### [Set problem]
Output all lines exactly, with nothing added or dropped.

### [Supplied records]
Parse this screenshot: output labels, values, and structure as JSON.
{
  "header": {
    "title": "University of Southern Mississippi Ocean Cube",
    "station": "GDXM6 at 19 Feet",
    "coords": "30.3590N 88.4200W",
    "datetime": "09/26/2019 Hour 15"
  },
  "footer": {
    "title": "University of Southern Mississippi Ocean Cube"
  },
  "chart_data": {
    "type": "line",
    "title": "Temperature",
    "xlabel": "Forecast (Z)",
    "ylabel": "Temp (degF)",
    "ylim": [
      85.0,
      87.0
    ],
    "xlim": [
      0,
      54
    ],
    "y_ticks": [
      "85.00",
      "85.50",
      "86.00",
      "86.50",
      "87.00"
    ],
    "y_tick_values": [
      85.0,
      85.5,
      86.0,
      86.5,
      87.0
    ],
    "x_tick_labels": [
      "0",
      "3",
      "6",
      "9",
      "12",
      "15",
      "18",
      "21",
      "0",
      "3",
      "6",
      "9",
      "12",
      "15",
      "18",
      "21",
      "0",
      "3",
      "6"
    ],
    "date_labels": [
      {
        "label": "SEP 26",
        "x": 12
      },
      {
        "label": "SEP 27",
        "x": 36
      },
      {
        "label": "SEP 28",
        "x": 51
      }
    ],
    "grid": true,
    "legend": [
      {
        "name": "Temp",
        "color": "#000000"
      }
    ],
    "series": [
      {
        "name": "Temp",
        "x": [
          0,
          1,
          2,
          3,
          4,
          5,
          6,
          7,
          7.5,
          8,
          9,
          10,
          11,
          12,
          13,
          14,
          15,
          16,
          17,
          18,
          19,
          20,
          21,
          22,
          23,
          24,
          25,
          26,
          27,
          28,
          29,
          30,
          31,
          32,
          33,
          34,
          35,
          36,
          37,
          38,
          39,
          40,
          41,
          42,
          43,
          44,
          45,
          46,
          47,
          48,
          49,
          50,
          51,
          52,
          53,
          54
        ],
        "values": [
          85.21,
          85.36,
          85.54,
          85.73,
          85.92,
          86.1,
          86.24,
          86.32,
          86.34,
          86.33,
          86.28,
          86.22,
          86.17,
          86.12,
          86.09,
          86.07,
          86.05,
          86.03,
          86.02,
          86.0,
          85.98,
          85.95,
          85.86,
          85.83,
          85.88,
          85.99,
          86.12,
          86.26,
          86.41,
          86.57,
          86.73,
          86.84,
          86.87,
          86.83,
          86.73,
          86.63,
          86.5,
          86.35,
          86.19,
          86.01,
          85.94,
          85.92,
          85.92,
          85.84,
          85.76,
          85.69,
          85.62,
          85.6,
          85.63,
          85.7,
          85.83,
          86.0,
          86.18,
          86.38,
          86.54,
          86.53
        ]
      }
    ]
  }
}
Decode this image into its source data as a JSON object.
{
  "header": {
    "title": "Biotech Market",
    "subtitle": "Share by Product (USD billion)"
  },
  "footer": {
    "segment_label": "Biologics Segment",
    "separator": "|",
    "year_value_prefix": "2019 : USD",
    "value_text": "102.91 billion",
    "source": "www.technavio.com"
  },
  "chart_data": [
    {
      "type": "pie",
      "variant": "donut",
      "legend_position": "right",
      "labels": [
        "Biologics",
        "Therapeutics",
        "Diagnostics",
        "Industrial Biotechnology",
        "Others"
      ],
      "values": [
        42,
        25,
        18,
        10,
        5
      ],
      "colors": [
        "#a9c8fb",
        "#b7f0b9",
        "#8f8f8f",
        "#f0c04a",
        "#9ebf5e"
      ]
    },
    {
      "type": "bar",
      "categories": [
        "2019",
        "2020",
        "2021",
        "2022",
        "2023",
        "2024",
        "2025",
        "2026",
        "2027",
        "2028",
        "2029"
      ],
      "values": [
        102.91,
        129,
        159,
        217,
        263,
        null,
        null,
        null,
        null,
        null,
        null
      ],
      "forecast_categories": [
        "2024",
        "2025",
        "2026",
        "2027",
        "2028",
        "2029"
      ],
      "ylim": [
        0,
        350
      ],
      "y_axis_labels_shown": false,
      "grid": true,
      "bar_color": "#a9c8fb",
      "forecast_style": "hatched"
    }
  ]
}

### [Task result]
Parse this screenshot: output labels, values, and structure as JSON.
{
  "header": {
    "title": "University of Southern Mississippi Ocean Cube",
    "station": "GDXM6 at 19 Feet",
    "coords": "30.3590N 88.4200W",
    "datetime": "09/26/2019 Hour 15"
  },
  "footer": {
    "title": "University of Southern Mississippi Ocean Cube"
  },
  "chart_data": {
    "type": "line",
    "title": "Temperature",
    "xlabel": "Forecast (Z)",
    "ylabel": "Temp (degF)",
    "ylim": [
      85.0,
      87.0
    ],
    "xlim": [
      0,
      54
    ],
    "y_ticks": [
      "85.00",
      "85.50",
      "86.00",
      "86.50",
      "87.00"
    ],
    "y_tick_values": [
      85.0,
      85.5,
      86.0,
      86.5,
      87.0
    ],
    "x_tick_labels": [
      "0",
      "3",
      "6",
      "9",
      "12",
      "15",
      "18",
      "21",
      "0",
      "3",
      "6",
      "9",
      "12",
      "15",
      "18",
      "21",
      "0",
      "3",
      "6"
    ],
    "date_labels": [
      {
        "label": "SEP 26",
        "x": 12
      },
      {
        "label": "SEP 27",
        "x": 36
      },
      {
        "label": "SEP 28",
        "x": 51
      }
    ],
    "grid": true,
    "legend": [
      {
        "name": "Temp",
        "color": "#000000"
      }
    ],
    "series": [
      {
        "name": "Temp",
        "x": [
          0,
          1,
          2,
          3,
          4,
          5,
          6,
          7,
          7.5,
          8,
          9,
          10,
          11,
          12,
          13,
          14,
          15,
          16,
          17,
          18,
          19,
          20,
          21,
          22,
          23,
          24,
          25,
          26,
          27,
          28,
          29,
          30,
          31,
          32,
          33,
          34,
          35,
          36,
          37,
          38,
          39,
          40,
          41,
          42,
          43,
          44,
          45,
          46,
          47,
          48,
          49,
          50,
          51,
          52,
          53,
          54
        ],
        "values": [
          85.21,
          85.36,
          85.54,
          85.73,
          85.92,
          86.1,
          86.24,
          86.32,
          86.34,
          86.33,
          86.28,
          86.22,
          86.17,
          86.12,
          86.09,
          86.07,
          86.05,
          86.03,
          86.02,
          86.0,
          85.98,
          85.95,
          85.86,
          85.83,
          85.88,
          85.99,
          86.12,
          86.26,
          86.41,
          86.57,
          86.73,
          86.84,
          86.87,
          86.83,
          86.73,
          86.63,
          86.5,
          86.35,
          86.19,
          86.01,
          85.94,
          85.92,
          85.92,
          85.84,
          85.76,
          85.69,
          85.62,
          85.6,
          85.63,
          85.7,
          85.83,
          86.0,
          86.18,
          86.38,
          86.54,
          86.53
        ]
      }
    ]
  }
}
Decode this image into its source data as a JSON object.
{
  "header": {
    "title": "Biotech Market",
    "subtitle": "Share by Product (USD billion)"
  },
  "footer": {
    "segment_label": "Biologics Segment",
    "separator": "|",
    "year_value_prefix": "2019 : USD",
    "value_text": "102.91 billion",
    "source": "www.technavio.com"
  },
  "chart_data": [
    {
      "type": "pie",
      "variant": "donut",
      "legend_position": "right",
      "labels": [
        "Biologics",
        "Therapeutics",
        "Diagnostics",
        "Industrial Biotechnology",
        "Others"
      ],
      "values": [
        42,
        25,
        18,
        10,
        5
      ],
      "colors": [
        "#a9c8fb",
        "#b7f0b9",
        "#8f8f8f",
        "#f0c04a",
        "#9ebf5e"
      ]
    },
    {
      "type": "bar",
      "categories": [
        "2019",
        "2020",
        "2021",
        "2022",
        "2023",
        "2024",
        "2025",
        "2026",
        "2027",
        "2028",
        "2029"
      ],
      "values": [
        102.91,
        129,
        159,
        217,
        263,
        null,
        null,
        null,
        null,
        null,
        null
      ],
      "forecast_categories": [
        "2024",
        "2025",
        "2026",
        "2027",
        "2028",
        "2029"
      ],
      "ylim": [
        0,
        350
      ],
      "y_axis_labels_shown": false,
      "grid": true,
      "bar_color": "#a9c8fb",
      "forecast_style": "hatched"
    }
  ]
}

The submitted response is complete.